Rows from a figure dataset

::::::::::

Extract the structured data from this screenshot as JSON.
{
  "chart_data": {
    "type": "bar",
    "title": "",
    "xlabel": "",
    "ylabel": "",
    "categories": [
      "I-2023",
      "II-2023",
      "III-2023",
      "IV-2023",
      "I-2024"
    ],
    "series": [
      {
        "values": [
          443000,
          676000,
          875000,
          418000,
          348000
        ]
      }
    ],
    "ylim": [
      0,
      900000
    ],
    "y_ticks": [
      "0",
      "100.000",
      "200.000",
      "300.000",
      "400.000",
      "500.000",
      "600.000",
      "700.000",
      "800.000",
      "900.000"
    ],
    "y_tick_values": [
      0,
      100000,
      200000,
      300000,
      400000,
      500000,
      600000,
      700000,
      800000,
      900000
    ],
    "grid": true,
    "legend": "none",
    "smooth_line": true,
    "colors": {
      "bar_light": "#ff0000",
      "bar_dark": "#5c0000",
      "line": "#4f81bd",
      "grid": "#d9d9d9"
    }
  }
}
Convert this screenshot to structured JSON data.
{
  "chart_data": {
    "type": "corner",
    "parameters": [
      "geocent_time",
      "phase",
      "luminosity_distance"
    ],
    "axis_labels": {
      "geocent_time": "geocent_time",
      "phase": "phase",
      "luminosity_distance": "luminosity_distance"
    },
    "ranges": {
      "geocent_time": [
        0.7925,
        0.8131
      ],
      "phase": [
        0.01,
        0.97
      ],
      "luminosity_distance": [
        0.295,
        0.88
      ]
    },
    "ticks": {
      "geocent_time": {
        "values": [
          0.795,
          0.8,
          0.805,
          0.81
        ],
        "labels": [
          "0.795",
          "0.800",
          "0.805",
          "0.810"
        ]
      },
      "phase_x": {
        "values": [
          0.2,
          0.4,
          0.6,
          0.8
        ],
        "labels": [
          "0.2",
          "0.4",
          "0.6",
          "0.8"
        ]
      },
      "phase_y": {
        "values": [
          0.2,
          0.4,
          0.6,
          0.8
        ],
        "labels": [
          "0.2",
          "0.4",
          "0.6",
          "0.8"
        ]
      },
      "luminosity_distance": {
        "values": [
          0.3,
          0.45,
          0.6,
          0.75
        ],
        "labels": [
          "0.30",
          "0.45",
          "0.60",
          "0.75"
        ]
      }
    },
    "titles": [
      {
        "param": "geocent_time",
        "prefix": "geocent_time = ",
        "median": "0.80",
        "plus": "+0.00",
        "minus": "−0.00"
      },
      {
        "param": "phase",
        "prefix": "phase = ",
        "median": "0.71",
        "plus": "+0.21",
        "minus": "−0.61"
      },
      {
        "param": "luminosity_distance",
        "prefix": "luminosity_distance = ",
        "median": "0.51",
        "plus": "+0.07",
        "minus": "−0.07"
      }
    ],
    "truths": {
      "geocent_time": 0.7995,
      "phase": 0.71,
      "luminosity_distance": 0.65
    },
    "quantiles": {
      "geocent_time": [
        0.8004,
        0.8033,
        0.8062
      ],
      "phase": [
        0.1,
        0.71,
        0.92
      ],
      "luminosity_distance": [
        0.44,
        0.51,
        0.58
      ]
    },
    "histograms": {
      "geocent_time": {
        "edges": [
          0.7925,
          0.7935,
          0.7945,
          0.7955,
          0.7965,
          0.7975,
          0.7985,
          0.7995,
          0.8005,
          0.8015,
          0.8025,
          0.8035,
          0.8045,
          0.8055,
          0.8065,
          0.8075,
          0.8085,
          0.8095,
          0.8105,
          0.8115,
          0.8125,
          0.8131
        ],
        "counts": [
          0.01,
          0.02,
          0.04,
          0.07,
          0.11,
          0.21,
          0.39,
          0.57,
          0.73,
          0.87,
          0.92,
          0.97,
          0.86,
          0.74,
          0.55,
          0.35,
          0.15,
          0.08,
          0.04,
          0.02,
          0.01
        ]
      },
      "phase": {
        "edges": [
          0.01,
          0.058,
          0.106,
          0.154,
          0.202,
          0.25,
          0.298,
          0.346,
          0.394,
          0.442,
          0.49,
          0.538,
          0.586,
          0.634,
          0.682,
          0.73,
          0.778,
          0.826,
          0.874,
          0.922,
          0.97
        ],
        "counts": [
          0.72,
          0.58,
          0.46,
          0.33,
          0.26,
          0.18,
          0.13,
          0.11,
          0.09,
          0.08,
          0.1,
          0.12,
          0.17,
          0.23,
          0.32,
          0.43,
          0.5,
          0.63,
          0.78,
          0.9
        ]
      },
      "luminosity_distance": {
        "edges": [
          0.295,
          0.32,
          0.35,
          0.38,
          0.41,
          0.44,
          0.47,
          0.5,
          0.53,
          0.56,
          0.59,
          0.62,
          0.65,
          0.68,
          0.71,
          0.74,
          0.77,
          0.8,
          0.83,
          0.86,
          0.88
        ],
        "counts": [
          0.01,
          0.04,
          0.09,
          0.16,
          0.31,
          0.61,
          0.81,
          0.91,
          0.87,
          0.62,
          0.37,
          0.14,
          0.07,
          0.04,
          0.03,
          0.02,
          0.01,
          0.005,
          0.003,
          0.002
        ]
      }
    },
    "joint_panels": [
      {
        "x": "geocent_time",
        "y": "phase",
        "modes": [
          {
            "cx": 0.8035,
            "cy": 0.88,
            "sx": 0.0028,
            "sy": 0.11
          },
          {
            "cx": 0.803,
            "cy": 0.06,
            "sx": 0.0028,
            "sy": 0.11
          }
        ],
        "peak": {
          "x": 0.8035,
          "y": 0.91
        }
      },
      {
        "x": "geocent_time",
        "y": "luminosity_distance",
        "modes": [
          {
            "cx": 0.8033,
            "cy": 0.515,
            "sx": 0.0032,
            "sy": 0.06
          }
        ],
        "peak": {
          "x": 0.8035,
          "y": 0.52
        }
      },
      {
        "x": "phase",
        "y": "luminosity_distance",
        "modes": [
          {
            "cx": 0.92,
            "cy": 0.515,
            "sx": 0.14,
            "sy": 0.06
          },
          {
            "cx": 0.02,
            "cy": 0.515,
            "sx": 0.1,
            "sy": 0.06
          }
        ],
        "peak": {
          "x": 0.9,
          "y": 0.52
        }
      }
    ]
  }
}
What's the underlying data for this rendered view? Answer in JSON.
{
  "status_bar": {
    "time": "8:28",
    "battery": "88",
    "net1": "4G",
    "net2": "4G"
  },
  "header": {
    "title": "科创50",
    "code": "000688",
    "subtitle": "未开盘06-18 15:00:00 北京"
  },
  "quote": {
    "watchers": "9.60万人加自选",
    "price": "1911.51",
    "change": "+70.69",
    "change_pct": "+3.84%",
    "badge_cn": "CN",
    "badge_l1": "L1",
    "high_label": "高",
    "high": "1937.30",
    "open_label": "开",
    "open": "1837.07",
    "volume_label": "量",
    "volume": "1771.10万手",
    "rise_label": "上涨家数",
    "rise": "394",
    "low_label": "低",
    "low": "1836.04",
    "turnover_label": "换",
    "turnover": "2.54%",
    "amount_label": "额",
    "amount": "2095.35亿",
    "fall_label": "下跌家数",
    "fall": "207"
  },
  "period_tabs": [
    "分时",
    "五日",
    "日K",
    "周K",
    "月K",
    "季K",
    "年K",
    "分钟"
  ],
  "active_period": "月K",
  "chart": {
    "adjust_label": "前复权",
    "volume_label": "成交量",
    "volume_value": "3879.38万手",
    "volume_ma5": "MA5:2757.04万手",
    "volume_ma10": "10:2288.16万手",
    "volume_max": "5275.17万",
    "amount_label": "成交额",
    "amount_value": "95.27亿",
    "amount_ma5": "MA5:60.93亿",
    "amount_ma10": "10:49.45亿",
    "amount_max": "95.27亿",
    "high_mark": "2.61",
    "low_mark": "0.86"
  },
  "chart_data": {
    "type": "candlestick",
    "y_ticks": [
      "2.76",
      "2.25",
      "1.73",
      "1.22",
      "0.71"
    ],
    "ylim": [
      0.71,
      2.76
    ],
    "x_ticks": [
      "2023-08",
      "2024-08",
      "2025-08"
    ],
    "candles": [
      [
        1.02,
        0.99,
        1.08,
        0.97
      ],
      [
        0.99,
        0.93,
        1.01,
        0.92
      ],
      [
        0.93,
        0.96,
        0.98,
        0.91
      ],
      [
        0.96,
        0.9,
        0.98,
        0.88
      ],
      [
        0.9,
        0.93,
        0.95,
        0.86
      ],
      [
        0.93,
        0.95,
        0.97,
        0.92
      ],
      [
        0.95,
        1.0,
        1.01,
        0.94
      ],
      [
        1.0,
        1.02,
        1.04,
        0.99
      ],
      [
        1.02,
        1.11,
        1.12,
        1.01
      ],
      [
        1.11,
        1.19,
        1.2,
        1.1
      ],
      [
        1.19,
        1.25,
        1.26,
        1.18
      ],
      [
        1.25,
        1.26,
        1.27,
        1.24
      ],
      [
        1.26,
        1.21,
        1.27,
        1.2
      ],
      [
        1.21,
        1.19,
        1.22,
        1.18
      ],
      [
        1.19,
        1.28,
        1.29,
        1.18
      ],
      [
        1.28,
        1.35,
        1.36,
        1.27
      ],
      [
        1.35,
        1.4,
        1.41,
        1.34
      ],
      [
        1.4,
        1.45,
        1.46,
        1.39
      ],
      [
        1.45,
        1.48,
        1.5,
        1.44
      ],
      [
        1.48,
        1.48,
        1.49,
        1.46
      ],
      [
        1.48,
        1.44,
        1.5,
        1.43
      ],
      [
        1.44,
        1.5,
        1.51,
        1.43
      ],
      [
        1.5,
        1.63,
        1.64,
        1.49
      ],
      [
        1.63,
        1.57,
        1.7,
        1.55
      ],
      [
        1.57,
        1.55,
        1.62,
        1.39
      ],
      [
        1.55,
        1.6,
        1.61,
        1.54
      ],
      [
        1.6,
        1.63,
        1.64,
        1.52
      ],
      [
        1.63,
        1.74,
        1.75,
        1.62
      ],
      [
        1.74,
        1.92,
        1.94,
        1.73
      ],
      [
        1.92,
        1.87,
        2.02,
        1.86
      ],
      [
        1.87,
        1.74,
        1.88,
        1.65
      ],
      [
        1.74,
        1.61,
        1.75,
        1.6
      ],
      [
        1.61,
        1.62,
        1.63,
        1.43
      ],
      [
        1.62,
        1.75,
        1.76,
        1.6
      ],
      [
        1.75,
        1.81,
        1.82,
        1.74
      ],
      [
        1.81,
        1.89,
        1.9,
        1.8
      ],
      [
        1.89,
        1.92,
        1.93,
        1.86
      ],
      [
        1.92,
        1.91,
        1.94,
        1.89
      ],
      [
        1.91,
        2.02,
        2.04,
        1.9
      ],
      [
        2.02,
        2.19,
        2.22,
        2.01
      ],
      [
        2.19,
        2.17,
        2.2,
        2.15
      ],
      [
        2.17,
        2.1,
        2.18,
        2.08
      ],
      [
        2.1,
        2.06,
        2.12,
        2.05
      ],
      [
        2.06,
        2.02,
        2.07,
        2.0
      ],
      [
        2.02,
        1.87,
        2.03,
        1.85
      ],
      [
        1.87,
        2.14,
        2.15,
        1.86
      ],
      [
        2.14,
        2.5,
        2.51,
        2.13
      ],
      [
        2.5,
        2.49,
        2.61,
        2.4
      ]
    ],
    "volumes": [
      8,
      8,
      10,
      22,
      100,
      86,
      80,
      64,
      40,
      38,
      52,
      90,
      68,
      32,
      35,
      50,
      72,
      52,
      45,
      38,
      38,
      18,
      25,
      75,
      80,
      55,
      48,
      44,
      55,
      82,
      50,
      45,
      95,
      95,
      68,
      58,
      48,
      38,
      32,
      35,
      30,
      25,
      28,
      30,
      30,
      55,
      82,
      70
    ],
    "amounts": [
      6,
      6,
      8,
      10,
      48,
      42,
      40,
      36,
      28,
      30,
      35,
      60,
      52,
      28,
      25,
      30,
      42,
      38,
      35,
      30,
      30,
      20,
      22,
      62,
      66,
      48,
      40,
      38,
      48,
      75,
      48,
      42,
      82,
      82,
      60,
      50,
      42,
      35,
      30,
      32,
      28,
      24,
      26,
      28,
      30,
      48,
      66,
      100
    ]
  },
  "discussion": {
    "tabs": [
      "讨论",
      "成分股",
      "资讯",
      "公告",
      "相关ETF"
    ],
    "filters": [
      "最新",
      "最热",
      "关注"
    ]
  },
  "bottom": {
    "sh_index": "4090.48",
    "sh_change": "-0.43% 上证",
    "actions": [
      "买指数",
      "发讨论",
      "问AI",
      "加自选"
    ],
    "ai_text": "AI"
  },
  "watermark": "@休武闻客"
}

::::::::::

Exercise prompt:
Report how many lines of the preceding records include "prefix". Output the number only.

Full response:
3